Stated task: Show all lines holding "display".

-- Begin Provided data --

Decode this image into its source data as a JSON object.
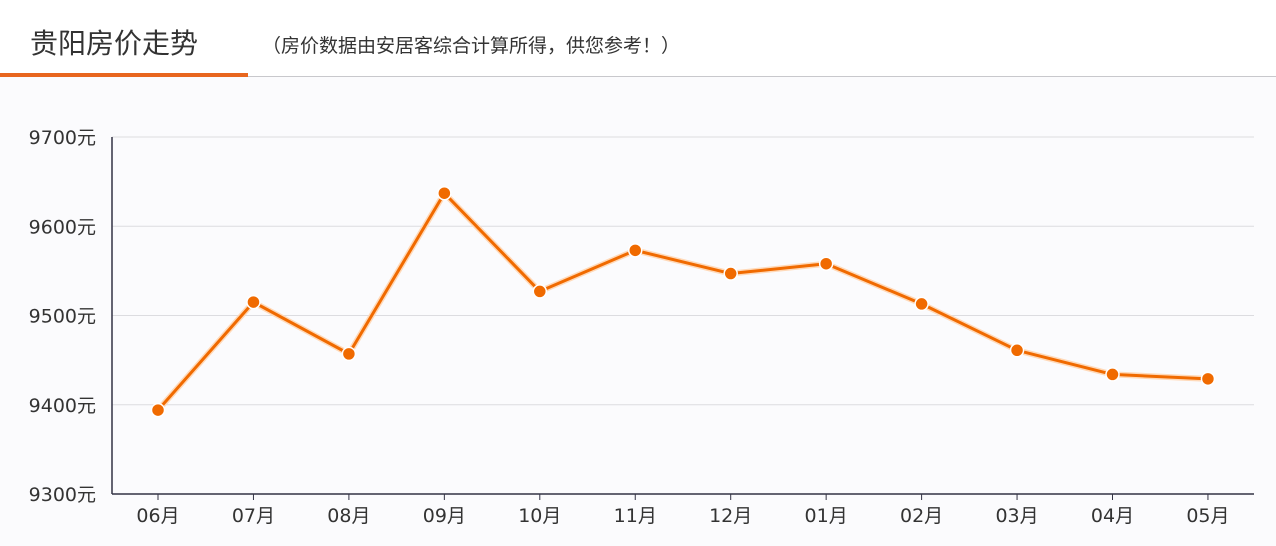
{
  "header": {
    "title": "贵阳房价走势",
    "subtitle": "（房价数据由安居客综合计算所得，供您参考！）"
  },
  "colors": {
    "line": "#f06a00",
    "accent": "#e8661e",
    "grid": "#dcdce0",
    "axis": "#333344"
  },
  "chart_data": {
    "type": "line",
    "title": "贵阳房价走势",
    "categories": [
      "06月",
      "07月",
      "08月",
      "09月",
      "10月",
      "11月",
      "12月",
      "01月",
      "02月",
      "03月",
      "04月",
      "05月"
    ],
    "series": [
      {
        "values": [
          9394,
          9515,
          9457,
          9637,
          9527,
          9573,
          9547,
          9558,
          9513,
          9461,
          9434,
          9429
        ]
      }
    ],
    "ylim": [
      9300,
      9700
    ],
    "yticks": [
      9300,
      9400,
      9500,
      9600,
      9700
    ],
    "ytick_labels": [
      "9300元",
      "9400元",
      "9500元",
      "9600元",
      "9700元"
    ],
    "grid": true,
    "xlabel": "",
    "ylabel": ""
  }
}
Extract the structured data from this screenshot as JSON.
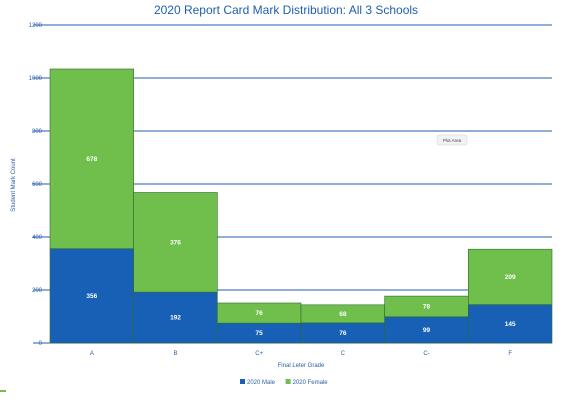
{
  "chart_data": {
    "type": "bar",
    "stacked": true,
    "title": "2020 Report Card Mark Distribution: All 3 Schools",
    "xlabel": "Final Leter Grade",
    "ylabel": "Student Mark Count",
    "categories": [
      "A",
      "B",
      "C+",
      "C",
      "C-",
      "F"
    ],
    "series": [
      {
        "name": "2020 Male",
        "values": [
          356,
          192,
          75,
          76,
          99,
          145
        ],
        "color": "#1760b5"
      },
      {
        "name": "2020 Female",
        "values": [
          678,
          376,
          76,
          68,
          78,
          209
        ],
        "color": "#70bf4c"
      }
    ],
    "ylim": [
      0,
      1200
    ],
    "yticks": [
      0,
      200,
      400,
      600,
      800,
      1000,
      1200
    ],
    "grid": true,
    "legend": "bottom",
    "gridline_color": "#1f5fb0"
  },
  "tooltip": {
    "label": "Plot Area"
  }
}
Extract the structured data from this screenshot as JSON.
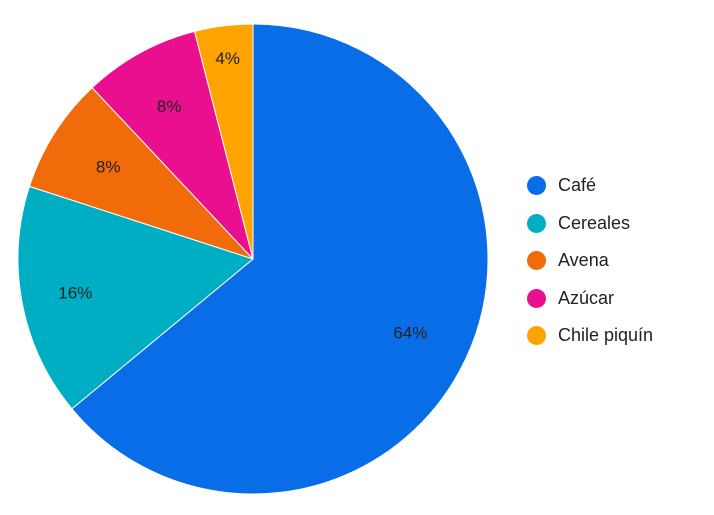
{
  "chart_data": {
    "type": "pie",
    "slices": [
      {
        "label": "Café",
        "value": 64,
        "display": "64%",
        "color": "#0a6de8"
      },
      {
        "label": "Cereales",
        "value": 16,
        "display": "16%",
        "color": "#00aec4"
      },
      {
        "label": "Avena",
        "value": 8,
        "display": "8%",
        "color": "#f26b0a"
      },
      {
        "label": "Azúcar",
        "value": 8,
        "display": "8%",
        "color": "#ea0f8e"
      },
      {
        "label": "Chile piquín",
        "value": 4,
        "display": "4%",
        "color": "#ffa300"
      }
    ],
    "start_angle": "12 o'clock",
    "direction": "clockwise",
    "legend_position": "right"
  }
}
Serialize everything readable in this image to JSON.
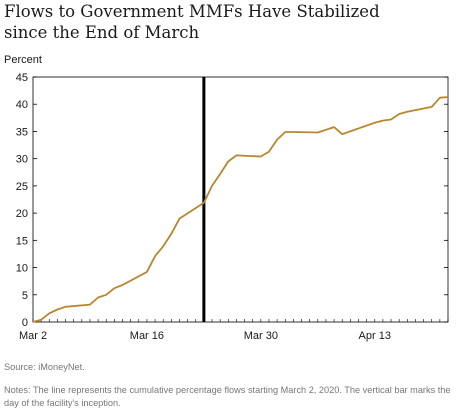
{
  "title_lines": [
    "Flows to Government MMFs Have Stabilized",
    "since the End of March"
  ],
  "source": "Source: iMoneyNet.",
  "notes": "Notes: The line represents the cumulative percentage flows starting March 2, 2020. The vertical bar marks the day of the facility's inception.",
  "colors": {
    "line": "#b8862f",
    "marker": "#000000",
    "axis": "#000000",
    "text": "#1a1a1a"
  },
  "chart_data": {
    "type": "line",
    "title": "Flows to Government MMFs Have Stabilized since the End of March",
    "ylabel": "Percent",
    "xlabel": "",
    "ylim": [
      0,
      45
    ],
    "yticks": [
      0,
      5,
      10,
      15,
      20,
      25,
      30,
      35,
      40,
      45
    ],
    "xlim": [
      "2020-03-02",
      "2020-04-22"
    ],
    "xticks": [
      {
        "date": "2020-03-02",
        "label": "Mar 2"
      },
      {
        "date": "2020-03-16",
        "label": "Mar 16"
      },
      {
        "date": "2020-03-30",
        "label": "Mar 30"
      },
      {
        "date": "2020-04-13",
        "label": "Apr 13"
      }
    ],
    "vertical_marker": {
      "date": "2020-03-23"
    },
    "grid": false,
    "series": [
      {
        "x": [
          "2020-03-02",
          "2020-03-03",
          "2020-03-04",
          "2020-03-05",
          "2020-03-06",
          "2020-03-09",
          "2020-03-10",
          "2020-03-11",
          "2020-03-12",
          "2020-03-13",
          "2020-03-16",
          "2020-03-17",
          "2020-03-18",
          "2020-03-19",
          "2020-03-20",
          "2020-03-23",
          "2020-03-24",
          "2020-03-25",
          "2020-03-26",
          "2020-03-27",
          "2020-03-30",
          "2020-03-31",
          "2020-04-01",
          "2020-04-02",
          "2020-04-03",
          "2020-04-06",
          "2020-04-07",
          "2020-04-08",
          "2020-04-09",
          "2020-04-13",
          "2020-04-14",
          "2020-04-15",
          "2020-04-16",
          "2020-04-17",
          "2020-04-20",
          "2020-04-21",
          "2020-04-22"
        ],
        "values": [
          0.0,
          0.4,
          1.6,
          2.3,
          2.8,
          3.2,
          4.5,
          5.0,
          6.2,
          6.8,
          9.2,
          12.1,
          13.9,
          16.2,
          19.0,
          21.9,
          25.0,
          27.2,
          29.5,
          30.6,
          30.4,
          31.3,
          33.5,
          34.9,
          34.9,
          34.8,
          35.3,
          35.8,
          34.5,
          36.6,
          37.0,
          37.2,
          38.2,
          38.6,
          39.5,
          41.2,
          41.3
        ]
      }
    ]
  }
}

-- End Provided data --

Answer to the problem:
        "display": "64%",
        "display": "16%",
        "display": "8%",
        "display": "8%",
        "display": "4%",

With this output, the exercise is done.